Excerpts from a figure dataset
===============

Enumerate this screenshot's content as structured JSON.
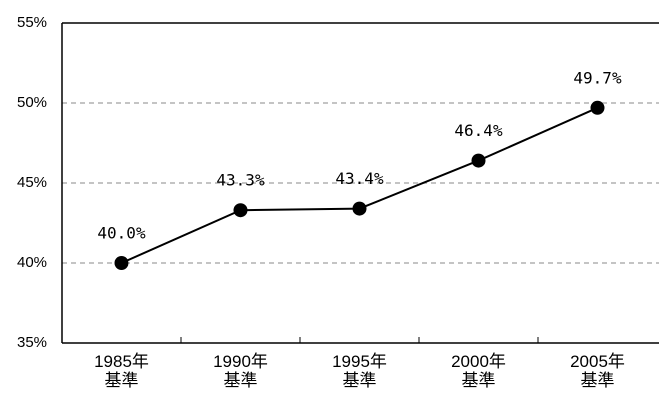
{
  "chart_data": {
    "type": "line",
    "categories": [
      "1985年\n基準",
      "1990年\n基準",
      "1995年\n基準",
      "2000年\n基準",
      "2005年\n基準"
    ],
    "series": [
      {
        "color": "#000000",
        "values": [
          40.0,
          43.3,
          43.4,
          46.4,
          49.7
        ],
        "value_labels": [
          "40.0%",
          "43.3%",
          "43.4%",
          "46.4%",
          "49.7%"
        ]
      }
    ],
    "ylim": [
      35,
      55
    ],
    "yticks": [
      {
        "value": 35,
        "label": "35%"
      },
      {
        "value": 40,
        "label": "40%"
      },
      {
        "value": 45,
        "label": "45%"
      },
      {
        "value": 50,
        "label": "50%"
      },
      {
        "value": 55,
        "label": "55%"
      }
    ],
    "grid": true
  }
}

===============

■ Problem details: Every record above must be given again exactly; drop the pictures.

■ Result of this task:
Enumerate this screenshot's content as structured JSON.
{
  "chart_data": {
    "type": "line",
    "categories": [
      "1985年\n基準",
      "1990年\n基準",
      "1995年\n基準",
      "2000年\n基準",
      "2005年\n基準"
    ],
    "series": [
      {
        "color": "#000000",
        "values": [
          40.0,
          43.3,
          43.4,
          46.4,
          49.7
        ],
        "value_labels": [
          "40.0%",
          "43.3%",
          "43.4%",
          "46.4%",
          "49.7%"
        ]
      }
    ],
    "ylim": [
      35,
      55
    ],
    "yticks": [
      {
        "value": 35,
        "label": "35%"
      },
      {
        "value": 40,
        "label": "40%"
      },
      {
        "value": 45,
        "label": "45%"
      },
      {
        "value": 50,
        "label": "50%"
      },
      {
        "value": 55,
        "label": "55%"
      }
    ],
    "grid": true
  }
}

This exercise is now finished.